◆ Exercise
Return each line of the records holding the string "data".
────
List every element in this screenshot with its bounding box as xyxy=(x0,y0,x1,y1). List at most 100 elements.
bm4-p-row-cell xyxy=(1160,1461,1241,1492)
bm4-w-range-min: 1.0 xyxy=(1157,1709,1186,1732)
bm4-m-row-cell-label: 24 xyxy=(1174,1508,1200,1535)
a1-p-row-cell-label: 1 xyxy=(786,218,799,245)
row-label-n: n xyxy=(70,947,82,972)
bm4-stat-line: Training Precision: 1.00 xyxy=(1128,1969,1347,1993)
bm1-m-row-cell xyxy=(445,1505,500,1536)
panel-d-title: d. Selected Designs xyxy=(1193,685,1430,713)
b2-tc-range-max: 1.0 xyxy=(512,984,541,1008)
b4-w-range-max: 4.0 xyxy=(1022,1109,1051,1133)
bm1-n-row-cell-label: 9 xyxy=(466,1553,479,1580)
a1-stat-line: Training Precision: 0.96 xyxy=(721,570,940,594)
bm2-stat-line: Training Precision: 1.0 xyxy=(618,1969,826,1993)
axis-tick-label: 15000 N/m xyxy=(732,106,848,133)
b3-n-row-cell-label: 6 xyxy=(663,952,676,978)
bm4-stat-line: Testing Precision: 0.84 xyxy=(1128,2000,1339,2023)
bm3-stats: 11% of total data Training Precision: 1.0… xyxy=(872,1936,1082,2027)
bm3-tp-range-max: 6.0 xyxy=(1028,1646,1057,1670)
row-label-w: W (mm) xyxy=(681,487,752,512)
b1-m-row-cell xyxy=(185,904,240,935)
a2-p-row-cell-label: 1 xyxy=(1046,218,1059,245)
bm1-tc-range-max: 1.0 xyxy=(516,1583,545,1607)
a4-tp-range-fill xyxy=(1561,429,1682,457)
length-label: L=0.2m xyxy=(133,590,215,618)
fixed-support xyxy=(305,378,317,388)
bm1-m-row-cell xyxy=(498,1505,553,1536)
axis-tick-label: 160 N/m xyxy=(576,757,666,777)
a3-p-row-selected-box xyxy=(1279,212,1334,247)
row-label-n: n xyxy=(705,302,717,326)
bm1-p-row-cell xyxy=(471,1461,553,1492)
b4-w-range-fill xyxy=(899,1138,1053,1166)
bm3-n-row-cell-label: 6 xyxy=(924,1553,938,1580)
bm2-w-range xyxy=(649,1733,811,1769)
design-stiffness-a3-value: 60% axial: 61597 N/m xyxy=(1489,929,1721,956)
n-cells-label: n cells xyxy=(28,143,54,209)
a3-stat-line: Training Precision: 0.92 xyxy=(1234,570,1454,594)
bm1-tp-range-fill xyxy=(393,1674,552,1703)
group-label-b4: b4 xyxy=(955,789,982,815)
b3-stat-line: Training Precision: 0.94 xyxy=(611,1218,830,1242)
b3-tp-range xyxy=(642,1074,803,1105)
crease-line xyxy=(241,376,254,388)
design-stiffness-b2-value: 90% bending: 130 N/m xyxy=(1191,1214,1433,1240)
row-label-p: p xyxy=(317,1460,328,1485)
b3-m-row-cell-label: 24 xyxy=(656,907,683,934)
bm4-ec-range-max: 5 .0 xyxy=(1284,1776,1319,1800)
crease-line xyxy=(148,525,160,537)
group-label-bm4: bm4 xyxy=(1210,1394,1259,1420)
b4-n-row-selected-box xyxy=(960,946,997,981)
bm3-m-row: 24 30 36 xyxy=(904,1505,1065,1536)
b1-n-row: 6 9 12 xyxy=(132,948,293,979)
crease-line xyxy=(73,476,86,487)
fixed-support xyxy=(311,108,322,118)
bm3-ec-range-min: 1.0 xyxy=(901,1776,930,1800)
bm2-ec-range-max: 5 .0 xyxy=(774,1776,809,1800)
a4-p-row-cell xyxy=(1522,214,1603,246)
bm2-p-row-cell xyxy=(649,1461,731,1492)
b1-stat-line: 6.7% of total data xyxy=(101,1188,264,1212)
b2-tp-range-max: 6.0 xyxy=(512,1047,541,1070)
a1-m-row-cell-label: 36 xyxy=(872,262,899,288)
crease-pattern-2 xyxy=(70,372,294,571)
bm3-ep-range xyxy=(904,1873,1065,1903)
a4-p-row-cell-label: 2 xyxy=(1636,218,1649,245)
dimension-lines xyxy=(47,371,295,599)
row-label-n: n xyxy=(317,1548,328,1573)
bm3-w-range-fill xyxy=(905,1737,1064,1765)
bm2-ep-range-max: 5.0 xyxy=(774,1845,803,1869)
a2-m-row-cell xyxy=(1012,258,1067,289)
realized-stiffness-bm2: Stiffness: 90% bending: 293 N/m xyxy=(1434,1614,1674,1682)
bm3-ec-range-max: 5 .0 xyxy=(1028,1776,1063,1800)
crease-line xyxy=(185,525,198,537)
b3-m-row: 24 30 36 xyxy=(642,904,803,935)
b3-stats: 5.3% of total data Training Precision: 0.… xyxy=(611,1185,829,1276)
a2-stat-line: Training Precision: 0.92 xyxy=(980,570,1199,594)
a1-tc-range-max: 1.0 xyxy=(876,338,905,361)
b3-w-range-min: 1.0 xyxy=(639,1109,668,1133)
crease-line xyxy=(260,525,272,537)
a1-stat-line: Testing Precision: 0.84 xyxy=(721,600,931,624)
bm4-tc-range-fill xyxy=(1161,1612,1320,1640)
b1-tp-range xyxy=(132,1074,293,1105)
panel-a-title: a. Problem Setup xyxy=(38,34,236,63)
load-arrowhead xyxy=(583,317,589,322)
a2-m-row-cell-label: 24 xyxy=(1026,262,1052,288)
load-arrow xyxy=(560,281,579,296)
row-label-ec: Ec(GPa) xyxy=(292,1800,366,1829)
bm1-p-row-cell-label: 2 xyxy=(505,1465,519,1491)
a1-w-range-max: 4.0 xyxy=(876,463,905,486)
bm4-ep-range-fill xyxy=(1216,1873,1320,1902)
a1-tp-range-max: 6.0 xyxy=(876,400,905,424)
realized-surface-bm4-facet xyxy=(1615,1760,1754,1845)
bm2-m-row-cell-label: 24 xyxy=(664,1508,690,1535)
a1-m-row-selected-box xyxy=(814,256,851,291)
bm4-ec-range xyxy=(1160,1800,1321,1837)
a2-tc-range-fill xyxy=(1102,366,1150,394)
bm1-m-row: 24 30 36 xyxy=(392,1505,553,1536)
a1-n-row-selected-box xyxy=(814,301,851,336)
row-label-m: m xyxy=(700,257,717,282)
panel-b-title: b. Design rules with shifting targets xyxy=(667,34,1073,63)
────
◆ Answer to this task
bm3-stats: 11% of total data Training Precision: 1.0… xyxy=(872,1936,1082,2027)
b1-stat-line: 6.7% of total data xyxy=(101,1188,264,1212)
b3-stats: 5.3% of total data Training Precision: 0.… xyxy=(611,1185,829,1276)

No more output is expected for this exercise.